**WRITTEN TASK**
In the data below, find every line that has the string "colocación", and copy it.

··· DATA PROVIDED

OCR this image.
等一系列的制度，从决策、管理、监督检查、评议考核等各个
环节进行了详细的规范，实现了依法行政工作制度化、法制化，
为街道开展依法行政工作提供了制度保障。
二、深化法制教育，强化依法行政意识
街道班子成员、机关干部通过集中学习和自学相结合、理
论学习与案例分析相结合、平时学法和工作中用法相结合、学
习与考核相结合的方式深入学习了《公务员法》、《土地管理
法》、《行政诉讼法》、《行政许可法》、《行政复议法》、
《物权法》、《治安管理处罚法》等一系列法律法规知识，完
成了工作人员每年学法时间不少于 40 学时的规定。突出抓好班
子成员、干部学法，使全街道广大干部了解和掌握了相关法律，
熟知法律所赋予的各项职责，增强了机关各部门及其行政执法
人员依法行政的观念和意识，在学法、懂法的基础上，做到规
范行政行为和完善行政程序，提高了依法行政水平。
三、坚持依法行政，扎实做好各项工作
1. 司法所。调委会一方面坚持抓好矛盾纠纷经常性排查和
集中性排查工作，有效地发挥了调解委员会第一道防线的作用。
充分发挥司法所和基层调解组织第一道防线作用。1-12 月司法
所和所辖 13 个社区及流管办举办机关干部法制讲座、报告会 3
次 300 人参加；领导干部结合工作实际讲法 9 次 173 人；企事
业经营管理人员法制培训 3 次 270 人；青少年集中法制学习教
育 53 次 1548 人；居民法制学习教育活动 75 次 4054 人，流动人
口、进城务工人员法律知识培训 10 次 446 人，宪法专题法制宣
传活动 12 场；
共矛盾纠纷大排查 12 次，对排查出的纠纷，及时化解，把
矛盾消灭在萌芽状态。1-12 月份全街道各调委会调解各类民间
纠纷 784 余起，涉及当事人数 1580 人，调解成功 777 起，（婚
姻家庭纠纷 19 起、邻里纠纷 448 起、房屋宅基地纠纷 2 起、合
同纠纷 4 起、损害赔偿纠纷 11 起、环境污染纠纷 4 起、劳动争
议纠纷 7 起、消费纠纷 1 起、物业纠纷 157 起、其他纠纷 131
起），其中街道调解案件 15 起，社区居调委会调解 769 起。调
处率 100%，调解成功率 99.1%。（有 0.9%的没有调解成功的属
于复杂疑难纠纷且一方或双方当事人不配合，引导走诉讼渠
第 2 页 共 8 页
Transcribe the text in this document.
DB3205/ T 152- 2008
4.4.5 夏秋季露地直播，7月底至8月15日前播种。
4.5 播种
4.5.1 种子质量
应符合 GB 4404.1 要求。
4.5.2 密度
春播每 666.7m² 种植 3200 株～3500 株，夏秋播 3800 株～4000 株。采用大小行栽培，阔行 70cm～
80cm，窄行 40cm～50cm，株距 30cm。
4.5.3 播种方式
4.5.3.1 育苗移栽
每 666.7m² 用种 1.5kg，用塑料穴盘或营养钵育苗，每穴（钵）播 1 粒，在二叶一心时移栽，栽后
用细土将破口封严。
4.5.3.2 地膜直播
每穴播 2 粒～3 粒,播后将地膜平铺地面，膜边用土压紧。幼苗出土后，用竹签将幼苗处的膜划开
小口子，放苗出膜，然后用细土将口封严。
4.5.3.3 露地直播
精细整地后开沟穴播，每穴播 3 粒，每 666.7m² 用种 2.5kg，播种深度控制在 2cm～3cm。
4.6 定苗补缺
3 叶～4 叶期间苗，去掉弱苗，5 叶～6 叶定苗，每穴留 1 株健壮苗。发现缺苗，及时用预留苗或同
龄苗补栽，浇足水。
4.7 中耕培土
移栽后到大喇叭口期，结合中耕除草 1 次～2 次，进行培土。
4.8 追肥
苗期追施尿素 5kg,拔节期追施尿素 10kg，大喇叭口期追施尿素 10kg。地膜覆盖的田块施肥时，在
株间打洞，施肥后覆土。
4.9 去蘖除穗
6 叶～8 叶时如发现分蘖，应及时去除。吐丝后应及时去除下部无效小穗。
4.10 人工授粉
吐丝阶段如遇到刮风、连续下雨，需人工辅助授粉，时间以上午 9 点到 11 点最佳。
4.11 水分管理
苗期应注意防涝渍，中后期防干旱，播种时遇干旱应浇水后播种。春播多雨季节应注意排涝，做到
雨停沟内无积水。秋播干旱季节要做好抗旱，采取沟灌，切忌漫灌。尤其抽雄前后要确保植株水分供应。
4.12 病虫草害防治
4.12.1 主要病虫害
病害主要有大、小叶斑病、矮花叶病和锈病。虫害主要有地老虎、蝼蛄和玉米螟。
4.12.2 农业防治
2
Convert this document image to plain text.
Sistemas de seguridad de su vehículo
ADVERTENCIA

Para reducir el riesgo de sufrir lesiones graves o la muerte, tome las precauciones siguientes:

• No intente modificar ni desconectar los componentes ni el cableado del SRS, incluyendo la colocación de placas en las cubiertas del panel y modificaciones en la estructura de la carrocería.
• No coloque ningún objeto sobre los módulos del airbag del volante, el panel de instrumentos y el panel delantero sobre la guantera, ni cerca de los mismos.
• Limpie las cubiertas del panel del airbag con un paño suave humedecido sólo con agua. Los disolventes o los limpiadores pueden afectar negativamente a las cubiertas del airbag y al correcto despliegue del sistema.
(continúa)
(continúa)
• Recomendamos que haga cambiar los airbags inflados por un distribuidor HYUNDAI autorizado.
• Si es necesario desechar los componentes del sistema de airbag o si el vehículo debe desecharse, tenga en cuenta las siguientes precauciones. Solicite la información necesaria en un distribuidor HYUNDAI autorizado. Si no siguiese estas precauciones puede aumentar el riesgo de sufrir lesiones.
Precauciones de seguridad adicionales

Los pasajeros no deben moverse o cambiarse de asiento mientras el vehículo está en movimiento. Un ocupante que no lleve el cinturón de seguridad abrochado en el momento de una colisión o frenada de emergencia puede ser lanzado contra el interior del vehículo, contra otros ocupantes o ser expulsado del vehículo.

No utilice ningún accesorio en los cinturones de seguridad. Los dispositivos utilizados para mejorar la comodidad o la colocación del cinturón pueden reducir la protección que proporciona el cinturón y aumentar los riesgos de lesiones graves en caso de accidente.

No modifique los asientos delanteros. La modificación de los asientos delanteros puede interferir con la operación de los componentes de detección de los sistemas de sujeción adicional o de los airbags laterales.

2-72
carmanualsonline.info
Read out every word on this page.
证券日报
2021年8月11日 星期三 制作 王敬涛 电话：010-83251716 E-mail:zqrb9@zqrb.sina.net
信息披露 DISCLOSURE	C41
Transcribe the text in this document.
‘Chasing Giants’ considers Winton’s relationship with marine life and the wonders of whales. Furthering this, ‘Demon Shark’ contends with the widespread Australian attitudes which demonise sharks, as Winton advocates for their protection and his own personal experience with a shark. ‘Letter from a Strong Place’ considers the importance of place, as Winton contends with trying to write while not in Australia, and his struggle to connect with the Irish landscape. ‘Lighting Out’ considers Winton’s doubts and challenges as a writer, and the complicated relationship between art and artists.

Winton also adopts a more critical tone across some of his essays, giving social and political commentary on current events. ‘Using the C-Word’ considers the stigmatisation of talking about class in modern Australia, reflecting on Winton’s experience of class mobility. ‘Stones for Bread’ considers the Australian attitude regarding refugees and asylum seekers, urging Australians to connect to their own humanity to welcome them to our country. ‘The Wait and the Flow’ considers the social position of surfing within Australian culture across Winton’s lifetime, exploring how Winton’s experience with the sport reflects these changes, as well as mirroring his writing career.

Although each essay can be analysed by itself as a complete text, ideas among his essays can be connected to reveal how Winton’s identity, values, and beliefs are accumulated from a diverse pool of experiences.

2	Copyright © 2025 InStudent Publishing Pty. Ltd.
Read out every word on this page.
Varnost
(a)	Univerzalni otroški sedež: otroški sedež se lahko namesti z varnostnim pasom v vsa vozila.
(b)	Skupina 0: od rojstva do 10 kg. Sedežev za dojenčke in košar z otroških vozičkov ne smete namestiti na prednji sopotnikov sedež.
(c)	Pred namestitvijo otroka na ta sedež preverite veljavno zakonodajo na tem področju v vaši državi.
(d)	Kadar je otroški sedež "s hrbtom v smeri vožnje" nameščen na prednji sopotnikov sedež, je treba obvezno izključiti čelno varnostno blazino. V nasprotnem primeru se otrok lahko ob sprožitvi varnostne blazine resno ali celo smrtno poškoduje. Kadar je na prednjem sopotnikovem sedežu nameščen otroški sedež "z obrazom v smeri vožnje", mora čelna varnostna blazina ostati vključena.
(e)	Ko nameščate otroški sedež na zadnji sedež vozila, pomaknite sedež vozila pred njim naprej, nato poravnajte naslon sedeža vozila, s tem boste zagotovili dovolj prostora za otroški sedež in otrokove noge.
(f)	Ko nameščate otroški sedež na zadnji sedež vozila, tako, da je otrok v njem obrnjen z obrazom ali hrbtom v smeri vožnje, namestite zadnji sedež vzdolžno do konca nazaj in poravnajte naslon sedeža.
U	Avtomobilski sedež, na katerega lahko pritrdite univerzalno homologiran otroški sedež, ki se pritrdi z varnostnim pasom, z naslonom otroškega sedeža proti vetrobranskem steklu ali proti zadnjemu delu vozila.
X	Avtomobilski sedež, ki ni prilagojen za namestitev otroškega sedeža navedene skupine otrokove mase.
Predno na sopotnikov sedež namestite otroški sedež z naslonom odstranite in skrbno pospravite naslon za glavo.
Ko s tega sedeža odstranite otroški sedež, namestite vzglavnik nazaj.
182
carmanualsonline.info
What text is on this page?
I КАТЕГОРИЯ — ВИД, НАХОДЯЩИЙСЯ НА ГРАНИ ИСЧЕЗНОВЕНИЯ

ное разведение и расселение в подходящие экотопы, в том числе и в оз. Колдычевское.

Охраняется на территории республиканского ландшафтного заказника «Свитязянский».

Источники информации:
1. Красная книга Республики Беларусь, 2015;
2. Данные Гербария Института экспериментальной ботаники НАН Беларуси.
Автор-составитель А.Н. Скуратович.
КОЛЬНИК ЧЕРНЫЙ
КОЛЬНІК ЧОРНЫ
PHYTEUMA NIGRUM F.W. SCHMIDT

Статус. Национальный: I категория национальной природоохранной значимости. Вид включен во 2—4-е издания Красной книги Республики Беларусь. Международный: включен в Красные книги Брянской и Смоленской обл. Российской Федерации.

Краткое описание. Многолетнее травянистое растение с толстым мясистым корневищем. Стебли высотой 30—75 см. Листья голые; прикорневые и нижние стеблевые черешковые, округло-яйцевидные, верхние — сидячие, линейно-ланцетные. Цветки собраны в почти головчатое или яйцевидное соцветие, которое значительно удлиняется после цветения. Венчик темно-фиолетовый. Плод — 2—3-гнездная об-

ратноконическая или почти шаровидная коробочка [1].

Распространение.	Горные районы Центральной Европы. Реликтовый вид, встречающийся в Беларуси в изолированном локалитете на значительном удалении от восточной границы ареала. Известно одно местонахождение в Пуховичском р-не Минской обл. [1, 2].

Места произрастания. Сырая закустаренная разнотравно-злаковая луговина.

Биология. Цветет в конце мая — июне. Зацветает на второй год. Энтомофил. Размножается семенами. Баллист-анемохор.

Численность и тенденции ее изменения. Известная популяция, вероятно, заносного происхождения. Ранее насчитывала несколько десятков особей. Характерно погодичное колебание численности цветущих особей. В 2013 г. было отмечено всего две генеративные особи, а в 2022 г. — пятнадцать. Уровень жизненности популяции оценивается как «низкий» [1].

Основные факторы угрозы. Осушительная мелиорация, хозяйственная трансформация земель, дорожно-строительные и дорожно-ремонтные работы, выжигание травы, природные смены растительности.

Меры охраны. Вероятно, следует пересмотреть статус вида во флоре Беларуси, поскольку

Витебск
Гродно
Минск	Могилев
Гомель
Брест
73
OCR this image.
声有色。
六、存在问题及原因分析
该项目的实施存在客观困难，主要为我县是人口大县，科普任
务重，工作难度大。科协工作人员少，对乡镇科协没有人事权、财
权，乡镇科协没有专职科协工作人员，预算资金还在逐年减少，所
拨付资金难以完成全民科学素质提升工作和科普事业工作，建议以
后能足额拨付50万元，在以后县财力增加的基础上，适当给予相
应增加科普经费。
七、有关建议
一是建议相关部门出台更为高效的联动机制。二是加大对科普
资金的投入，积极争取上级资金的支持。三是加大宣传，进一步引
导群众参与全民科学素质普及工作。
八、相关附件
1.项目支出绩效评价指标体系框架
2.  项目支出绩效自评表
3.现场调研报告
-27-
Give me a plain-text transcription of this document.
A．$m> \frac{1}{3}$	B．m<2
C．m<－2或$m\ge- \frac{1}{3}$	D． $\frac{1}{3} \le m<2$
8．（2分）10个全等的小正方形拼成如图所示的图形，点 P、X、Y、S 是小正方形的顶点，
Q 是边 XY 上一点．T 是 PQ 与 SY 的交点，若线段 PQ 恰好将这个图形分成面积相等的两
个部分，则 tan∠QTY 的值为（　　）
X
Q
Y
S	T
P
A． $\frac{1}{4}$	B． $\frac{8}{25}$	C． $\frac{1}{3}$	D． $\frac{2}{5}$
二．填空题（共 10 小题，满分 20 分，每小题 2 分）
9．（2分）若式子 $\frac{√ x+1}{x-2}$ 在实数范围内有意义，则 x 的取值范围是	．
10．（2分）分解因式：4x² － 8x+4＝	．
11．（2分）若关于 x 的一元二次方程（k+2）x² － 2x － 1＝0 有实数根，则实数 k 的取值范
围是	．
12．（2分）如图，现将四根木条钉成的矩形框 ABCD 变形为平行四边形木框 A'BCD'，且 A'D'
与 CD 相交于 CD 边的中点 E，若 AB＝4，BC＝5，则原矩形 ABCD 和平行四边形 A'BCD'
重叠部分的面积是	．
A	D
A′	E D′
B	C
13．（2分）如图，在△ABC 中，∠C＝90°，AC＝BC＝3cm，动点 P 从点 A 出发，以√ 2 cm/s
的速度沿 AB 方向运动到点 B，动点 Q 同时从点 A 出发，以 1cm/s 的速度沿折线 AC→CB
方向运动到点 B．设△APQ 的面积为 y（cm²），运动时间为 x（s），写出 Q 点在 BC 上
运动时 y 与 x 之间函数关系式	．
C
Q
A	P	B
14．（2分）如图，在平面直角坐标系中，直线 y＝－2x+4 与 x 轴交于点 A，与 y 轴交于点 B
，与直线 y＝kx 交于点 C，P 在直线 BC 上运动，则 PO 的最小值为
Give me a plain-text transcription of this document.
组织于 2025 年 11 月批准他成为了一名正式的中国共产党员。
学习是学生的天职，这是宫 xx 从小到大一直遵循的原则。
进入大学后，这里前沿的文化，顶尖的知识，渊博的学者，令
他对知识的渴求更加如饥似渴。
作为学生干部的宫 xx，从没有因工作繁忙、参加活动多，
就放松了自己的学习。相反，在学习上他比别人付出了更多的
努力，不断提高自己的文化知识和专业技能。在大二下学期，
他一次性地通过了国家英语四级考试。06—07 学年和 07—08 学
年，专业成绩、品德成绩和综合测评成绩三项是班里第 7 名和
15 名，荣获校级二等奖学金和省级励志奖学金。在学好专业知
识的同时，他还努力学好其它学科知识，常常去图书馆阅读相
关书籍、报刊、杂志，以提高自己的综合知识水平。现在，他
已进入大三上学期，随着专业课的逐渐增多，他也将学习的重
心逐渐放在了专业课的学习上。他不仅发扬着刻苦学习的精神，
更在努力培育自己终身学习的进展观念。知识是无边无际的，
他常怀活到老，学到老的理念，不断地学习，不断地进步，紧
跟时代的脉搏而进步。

······

**OUTPUT OF THE TASK**
• No intente modificar ni desconectar los componentes ni el cableado del SRS, incluyendo la colocación de placas en las cubiertas del panel y modificaciones en la estructura de la carrocería.
No utilice ningún accesorio en los cinturones de seguridad. Los dispositivos utilizados para mejorar la comodidad o la colocación del cinturón pueden reducir la protección que proporciona el cinturón y aumentar los riesgos de lesiones graves en caso de accidente.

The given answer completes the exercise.